WHAT NEEDS TO BE DONE — Copy the records below exactly, leaving out any pictures.

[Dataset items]
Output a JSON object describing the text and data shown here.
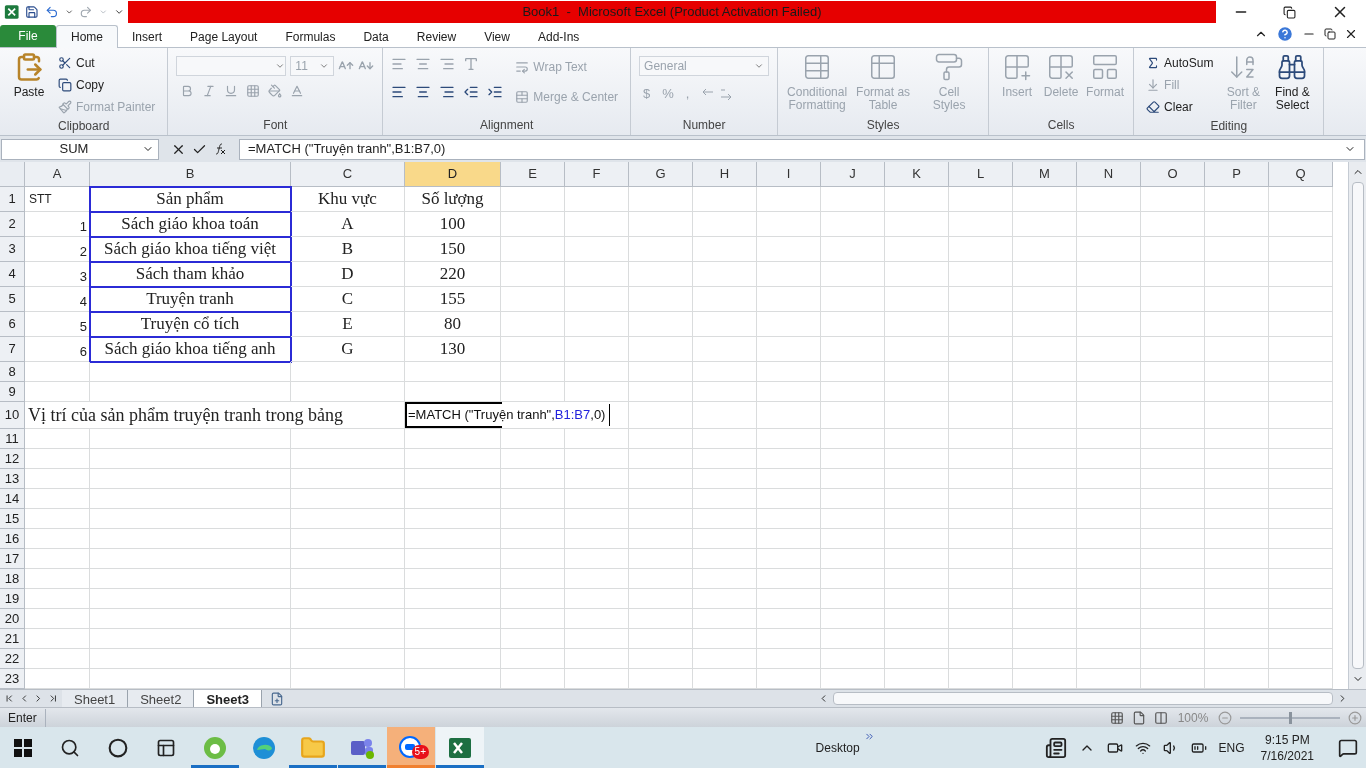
{
  "title_bar": {
    "title": "Book1  -  Microsoft Excel (Product Activation Failed)"
  },
  "file_tab": "File",
  "ribbon_tabs": [
    {
      "label": "Home",
      "selected": true
    },
    {
      "label": "Insert",
      "selected": false
    },
    {
      "label": "Page Layout",
      "selected": false
    },
    {
      "label": "Formulas",
      "selected": false
    },
    {
      "label": "Data",
      "selected": false
    },
    {
      "label": "Review",
      "selected": false
    },
    {
      "label": "View",
      "selected": false
    },
    {
      "label": "Add-Ins",
      "selected": false
    }
  ],
  "ribbon_groups": [
    {
      "kind": "clipboard",
      "label": "Clipboard",
      "items": [
        {
          "label": "Paste",
          "disabled": false
        },
        {
          "label": "Cut",
          "disabled": false
        },
        {
          "label": "Copy",
          "disabled": false
        },
        {
          "label": "Format Painter",
          "disabled": true
        }
      ]
    },
    {
      "kind": "font",
      "label": "Font",
      "font_size": "11",
      "disabled": true
    },
    {
      "kind": "alignment",
      "label": "Alignment",
      "items": [
        {
          "label": "Wrap Text",
          "disabled": true
        },
        {
          "label": "Merge & Center",
          "disabled": true
        }
      ]
    },
    {
      "kind": "number",
      "label": "Number",
      "format": "General",
      "symbols": [
        "$",
        "%",
        ","
      ],
      "disabled": true
    },
    {
      "kind": "styles",
      "label": "Styles",
      "items": [
        {
          "label": "Conditional Formatting",
          "disabled": true
        },
        {
          "label": "Format as Table",
          "disabled": true
        },
        {
          "label": "Cell Styles",
          "disabled": true
        }
      ]
    },
    {
      "kind": "cells",
      "label": "Cells",
      "items": [
        {
          "label": "Insert",
          "disabled": true
        },
        {
          "label": "Delete",
          "disabled": true
        },
        {
          "label": "Format",
          "disabled": true
        }
      ]
    },
    {
      "kind": "editing",
      "label": "Editing",
      "items": [
        {
          "label": "AutoSum",
          "disabled": false
        },
        {
          "label": "Fill",
          "disabled": true
        },
        {
          "label": "Clear",
          "disabled": false
        },
        {
          "label": "Sort & Filter",
          "disabled": true
        },
        {
          "label": "Find & Select",
          "disabled": false
        }
      ]
    }
  ],
  "formula_bar": {
    "name_box": "SUM",
    "formula": "=MATCH (\"Truyện tranh\",B1:B7,0)"
  },
  "columns": [
    {
      "label": "A",
      "selected": false
    },
    {
      "label": "B",
      "selected": false
    },
    {
      "label": "C",
      "selected": false
    },
    {
      "label": "D",
      "selected": true
    },
    {
      "label": "E",
      "selected": false
    },
    {
      "label": "F",
      "selected": false
    },
    {
      "label": "G",
      "selected": false
    },
    {
      "label": "H",
      "selected": false
    },
    {
      "label": "I",
      "selected": false
    },
    {
      "label": "J",
      "selected": false
    },
    {
      "label": "K",
      "selected": false
    },
    {
      "label": "L",
      "selected": false
    },
    {
      "label": "M",
      "selected": false
    },
    {
      "label": "N",
      "selected": false
    },
    {
      "label": "O",
      "selected": false
    },
    {
      "label": "P",
      "selected": false
    },
    {
      "label": "Q",
      "selected": false
    }
  ],
  "rows": [
    {
      "label": "1",
      "cells": {
        "A": {
          "kind": "label",
          "text": "STT"
        },
        "B": {
          "kind": "centered",
          "text": "Sản phẩm",
          "in_range": true
        },
        "C": {
          "kind": "centered",
          "text": "Khu vực"
        },
        "D": {
          "kind": "centered",
          "text": "Số lượng"
        }
      }
    },
    {
      "label": "2",
      "cells": {
        "A": {
          "kind": "count",
          "text": "1"
        },
        "B": {
          "kind": "centered",
          "text": "Sách giáo khoa toán",
          "in_range": true
        },
        "C": {
          "kind": "centered",
          "text": "A"
        },
        "D": {
          "kind": "centered",
          "text": "100"
        }
      }
    },
    {
      "label": "3",
      "cells": {
        "A": {
          "kind": "count",
          "text": "2"
        },
        "B": {
          "kind": "centered",
          "text": "Sách giáo khoa tiếng việt",
          "in_range": true
        },
        "C": {
          "kind": "centered",
          "text": "B"
        },
        "D": {
          "kind": "centered",
          "text": "150"
        }
      }
    },
    {
      "label": "4",
      "cells": {
        "A": {
          "kind": "count",
          "text": "3"
        },
        "B": {
          "kind": "centered",
          "text": "Sách tham khảo",
          "in_range": true
        },
        "C": {
          "kind": "centered",
          "text": "D"
        },
        "D": {
          "kind": "centered",
          "text": "220"
        }
      }
    },
    {
      "label": "5",
      "cells": {
        "A": {
          "kind": "count",
          "text": "4"
        },
        "B": {
          "kind": "centered",
          "text": "Truyện tranh",
          "in_range": true
        },
        "C": {
          "kind": "centered",
          "text": "C"
        },
        "D": {
          "kind": "centered",
          "text": "155"
        }
      }
    },
    {
      "label": "6",
      "cells": {
        "A": {
          "kind": "count",
          "text": "5"
        },
        "B": {
          "kind": "centered",
          "text": "Truyện cổ tích",
          "in_range": true
        },
        "C": {
          "kind": "centered",
          "text": "E"
        },
        "D": {
          "kind": "centered",
          "text": "80"
        }
      }
    },
    {
      "label": "7",
      "cells": {
        "A": {
          "kind": "count",
          "text": "6"
        },
        "B": {
          "kind": "centered",
          "text": "Sách giáo khoa tiếng anh",
          "in_range": true
        },
        "C": {
          "kind": "centered",
          "text": "G"
        },
        "D": {
          "kind": "centered",
          "text": "130"
        }
      }
    },
    {
      "label": "8",
      "cells": {}
    },
    {
      "label": "9",
      "cells": {}
    },
    {
      "label": "10",
      "cells": {
        "A": {
          "kind": "note",
          "text": "Vị trí của sản phẩm truyện tranh trong bảng"
        },
        "D": {
          "kind": "editing",
          "parts": [
            {
              "kind": "text",
              "text": "=MATCH (\"Truyện tranh\","
            },
            {
              "kind": "reference",
              "text": "B1:B7"
            },
            {
              "kind": "text",
              "text": ",0)"
            }
          ]
        }
      }
    },
    {
      "label": "11",
      "cells": {}
    },
    {
      "label": "12",
      "cells": {}
    },
    {
      "label": "13",
      "cells": {}
    },
    {
      "label": "14",
      "cells": {}
    },
    {
      "label": "15",
      "cells": {}
    },
    {
      "label": "16",
      "cells": {}
    },
    {
      "label": "17",
      "cells": {}
    },
    {
      "label": "18",
      "cells": {}
    },
    {
      "label": "19",
      "cells": {}
    },
    {
      "label": "20",
      "cells": {}
    },
    {
      "label": "21",
      "cells": {}
    },
    {
      "label": "22",
      "cells": {}
    },
    {
      "label": "23",
      "cells": {}
    }
  ],
  "sheet_tabs": [
    {
      "label": "Sheet1",
      "selected": false
    },
    {
      "label": "Sheet2",
      "selected": false
    },
    {
      "label": "Sheet3",
      "selected": true
    }
  ],
  "status_bar": {
    "mode": "Enter",
    "zoom": "100%",
    "zoom_level": {
      "level": 0.5
    }
  },
  "taskbar": {
    "apps": [
      {
        "kind": "coccoc",
        "running": true,
        "active": false,
        "highlighted": false
      },
      {
        "kind": "edge",
        "running": false,
        "active": false,
        "highlighted": false
      },
      {
        "kind": "explorer",
        "running": true,
        "active": false,
        "highlighted": false
      },
      {
        "kind": "teams",
        "running": true,
        "active": false,
        "highlighted": false
      },
      {
        "kind": "zalo",
        "running": true,
        "active": false,
        "highlighted": true,
        "badge": "5+"
      },
      {
        "kind": "excel",
        "running": true,
        "active": true,
        "highlighted": false
      }
    ],
    "toolbar_label": "Desktop",
    "language": "ENG",
    "time": "9:15 PM",
    "date": "7/16/2021"
  }
}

THE COMPLETED TASK —
Output a JSON object describing the text and data shown here.
{
  "title_bar": {
    "title": "Book1  -  Microsoft Excel (Product Activation Failed)"
  },
  "file_tab": "File",
  "ribbon_tabs": [
    {
      "label": "Home",
      "selected": true
    },
    {
      "label": "Insert",
      "selected": false
    },
    {
      "label": "Page Layout",
      "selected": false
    },
    {
      "label": "Formulas",
      "selected": false
    },
    {
      "label": "Data",
      "selected": false
    },
    {
      "label": "Review",
      "selected": false
    },
    {
      "label": "View",
      "selected": false
    },
    {
      "label": "Add-Ins",
      "selected": false
    }
  ],
  "ribbon_groups": [
    {
      "kind": "clipboard",
      "label": "Clipboard",
      "items": [
        {
          "label": "Paste",
          "disabled": false
        },
        {
          "label": "Cut",
          "disabled": false
        },
        {
          "label": "Copy",
          "disabled": false
        },
        {
          "label": "Format Painter",
          "disabled": true
        }
      ]
    },
    {
      "kind": "font",
      "label": "Font",
      "font_size": "11",
      "disabled": true
    },
    {
      "kind": "alignment",
      "label": "Alignment",
      "items": [
        {
          "label": "Wrap Text",
          "disabled": true
        },
        {
          "label": "Merge & Center",
          "disabled": true
        }
      ]
    },
    {
      "kind": "number",
      "label": "Number",
      "format": "General",
      "symbols": [
        "$",
        "%",
        ","
      ],
      "disabled": true
    },
    {
      "kind": "styles",
      "label": "Styles",
      "items": [
        {
          "label": "Conditional Formatting",
          "disabled": true
        },
        {
          "label": "Format as Table",
          "disabled": true
        },
        {
          "label": "Cell Styles",
          "disabled": true
        }
      ]
    },
    {
      "kind": "cells",
      "label": "Cells",
      "items": [
        {
          "label": "Insert",
          "disabled": true
        },
        {
          "label": "Delete",
          "disabled": true
        },
        {
          "label": "Format",
          "disabled": true
        }
      ]
    },
    {
      "kind": "editing",
      "label": "Editing",
      "items": [
        {
          "label": "AutoSum",
          "disabled": false
        },
        {
          "label": "Fill",
          "disabled": true
        },
        {
          "label": "Clear",
          "disabled": false
        },
        {
          "label": "Sort & Filter",
          "disabled": true
        },
        {
          "label": "Find & Select",
          "disabled": false
        }
      ]
    }
  ],
  "formula_bar": {
    "name_box": "SUM",
    "formula": "=MATCH (\"Truyện tranh\",B1:B7,0)"
  },
  "columns": [
    {
      "label": "A",
      "selected": false
    },
    {
      "label": "B",
      "selected": false
    },
    {
      "label": "C",
      "selected": false
    },
    {
      "label": "D",
      "selected": true
    },
    {
      "label": "E",
      "selected": false
    },
    {
      "label": "F",
      "selected": false
    },
    {
      "label": "G",
      "selected": false
    },
    {
      "label": "H",
      "selected": false
    },
    {
      "label": "I",
      "selected": false
    },
    {
      "label": "J",
      "selected": false
    },
    {
      "label": "K",
      "selected": false
    },
    {
      "label": "L",
      "selected": false
    },
    {
      "label": "M",
      "selected": false
    },
    {
      "label": "N",
      "selected": false
    },
    {
      "label": "O",
      "selected": false
    },
    {
      "label": "P",
      "selected": false
    },
    {
      "label": "Q",
      "selected": false
    }
  ],
  "rows": [
    {
      "label": "1",
      "cells": {
        "A": {
          "kind": "label",
          "text": "STT"
        },
        "B": {
          "kind": "centered",
          "text": "Sản phẩm",
          "in_range": true
        },
        "C": {
          "kind": "centered",
          "text": "Khu vực"
        },
        "D": {
          "kind": "centered",
          "text": "Số lượng"
        }
      }
    },
    {
      "label": "2",
      "cells": {
        "A": {
          "kind": "count",
          "text": "1"
        },
        "B": {
          "kind": "centered",
          "text": "Sách giáo khoa toán",
          "in_range": true
        },
        "C": {
          "kind": "centered",
          "text": "A"
        },
        "D": {
          "kind": "centered",
          "text": "100"
        }
      }
    },
    {
      "label": "3",
      "cells": {
        "A": {
          "kind": "count",
          "text": "2"
        },
        "B": {
          "kind": "centered",
          "text": "Sách giáo khoa tiếng việt",
          "in_range": true
        },
        "C": {
          "kind": "centered",
          "text": "B"
        },
        "D": {
          "kind": "centered",
          "text": "150"
        }
      }
    },
    {
      "label": "4",
      "cells": {
        "A": {
          "kind": "count",
          "text": "3"
        },
        "B": {
          "kind": "centered",
          "text": "Sách tham khảo",
          "in_range": true
        },
        "C": {
          "kind": "centered",
          "text": "D"
        },
        "D": {
          "kind": "centered",
          "text": "220"
        }
      }
    },
    {
      "label": "5",
      "cells": {
        "A": {
          "kind": "count",
          "text": "4"
        },
        "B": {
          "kind": "centered",
          "text": "Truyện tranh",
          "in_range": true
        },
        "C": {
          "kind": "centered",
          "text": "C"
        },
        "D": {
          "kind": "centered",
          "text": "155"
        }
      }
    },
    {
      "label": "6",
      "cells": {
        "A": {
          "kind": "count",
          "text": "5"
        },
        "B": {
          "kind": "centered",
          "text": "Truyện cổ tích",
          "in_range": true
        },
        "C": {
          "kind": "centered",
          "text": "E"
        },
        "D": {
          "kind": "centered",
          "text": "80"
        }
      }
    },
    {
      "label": "7",
      "cells": {
        "A": {
          "kind": "count",
          "text": "6"
        },
        "B": {
          "kind": "centered",
          "text": "Sách giáo khoa tiếng anh",
          "in_range": true
        },
        "C": {
          "kind": "centered",
          "text": "G"
        },
        "D": {
          "kind": "centered",
          "text": "130"
        }
      }
    },
    {
      "label": "8",
      "cells": {}
    },
    {
      "label": "9",
      "cells": {}
    },
    {
      "label": "10",
      "cells": {
        "A": {
          "kind": "note",
          "text": "Vị trí của sản phẩm truyện tranh trong bảng"
        },
        "D": {
          "kind": "editing",
          "parts": [
            {
              "kind": "text",
              "text": "=MATCH (\"Truyện tranh\","
            },
            {
              "kind": "reference",
              "text": "B1:B7"
            },
            {
              "kind": "text",
              "text": ",0)"
            }
          ]
        }
      }
    },
    {
      "label": "11",
      "cells": {}
    },
    {
      "label": "12",
      "cells": {}
    },
    {
      "label": "13",
      "cells": {}
    },
    {
      "label": "14",
      "cells": {}
    },
    {
      "label": "15",
      "cells": {}
    },
    {
      "label": "16",
      "cells": {}
    },
    {
      "label": "17",
      "cells": {}
    },
    {
      "label": "18",
      "cells": {}
    },
    {
      "label": "19",
      "cells": {}
    },
    {
      "label": "20",
      "cells": {}
    },
    {
      "label": "21",
      "cells": {}
    },
    {
      "label": "22",
      "cells": {}
    },
    {
      "label": "23",
      "cells": {}
    }
  ],
  "sheet_tabs": [
    {
      "label": "Sheet1",
      "selected": false
    },
    {
      "label": "Sheet2",
      "selected": false
    },
    {
      "label": "Sheet3",
      "selected": true
    }
  ],
  "status_bar": {
    "mode": "Enter",
    "zoom": "100%",
    "zoom_level": {
      "level": 0.5
    }
  },
  "taskbar": {
    "apps": [
      {
        "kind": "coccoc",
        "running": true,
        "active": false,
        "highlighted": false
      },
      {
        "kind": "edge",
        "running": false,
        "active": false,
        "highlighted": false
      },
      {
        "kind": "explorer",
        "running": true,
        "active": false,
        "highlighted": false
      },
      {
        "kind": "teams",
        "running": true,
        "active": false,
        "highlighted": false
      },
      {
        "kind": "zalo",
        "running": true,
        "active": false,
        "highlighted": true,
        "badge": "5+"
      },
      {
        "kind": "excel",
        "running": true,
        "active": true,
        "highlighted": false
      }
    ],
    "toolbar_label": "Desktop",
    "language": "ENG",
    "time": "9:15 PM",
    "date": "7/16/2021"
  }
}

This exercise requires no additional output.